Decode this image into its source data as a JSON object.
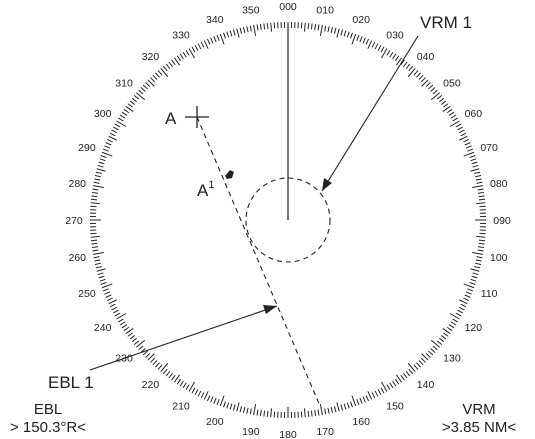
{
  "scale": {
    "bearing_labels": [
      "000",
      "010",
      "020",
      "030",
      "040",
      "050",
      "060",
      "070",
      "080",
      "090",
      "100",
      "110",
      "120",
      "130",
      "140",
      "150",
      "160",
      "170",
      "180",
      "190",
      "200",
      "210",
      "220",
      "230",
      "240",
      "250",
      "260",
      "270",
      "280",
      "290",
      "300",
      "310",
      "320",
      "330",
      "340",
      "350"
    ]
  },
  "markers": {
    "target_a": "A",
    "target_a1_letter": "A",
    "target_a1_sup": "1"
  },
  "callouts": {
    "vrm": "VRM 1",
    "ebl": "EBL 1"
  },
  "readouts": {
    "ebl_title": "EBL",
    "ebl_value": "> 150.3°R<",
    "vrm_title": "VRM",
    "vrm_value": ">3.85 NM<"
  },
  "settings": {
    "ebl_bearing_deg": 150.3
  },
  "colors": {
    "ink": "#222222",
    "background": "#ffffff"
  }
}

§ §

**GIVEN PROBLEM**. Set down the records in full and exactly. Do not carry over any image.

**ANSWER TO THE EXERCISE**.
Decode this image into its source data as a JSON object.
{
  "scale": {
    "bearing_labels": [
      "000",
      "010",
      "020",
      "030",
      "040",
      "050",
      "060",
      "070",
      "080",
      "090",
      "100",
      "110",
      "120",
      "130",
      "140",
      "150",
      "160",
      "170",
      "180",
      "190",
      "200",
      "210",
      "220",
      "230",
      "240",
      "250",
      "260",
      "270",
      "280",
      "290",
      "300",
      "310",
      "320",
      "330",
      "340",
      "350"
    ]
  },
  "markers": {
    "target_a": "A",
    "target_a1_letter": "A",
    "target_a1_sup": "1"
  },
  "callouts": {
    "vrm": "VRM 1",
    "ebl": "EBL 1"
  },
  "readouts": {
    "ebl_title": "EBL",
    "ebl_value": "> 150.3°R<",
    "vrm_title": "VRM",
    "vrm_value": ">3.85 NM<"
  },
  "settings": {
    "ebl_bearing_deg": 150.3
  },
  "colors": {
    "ink": "#222222",
    "background": "#ffffff"
  }
}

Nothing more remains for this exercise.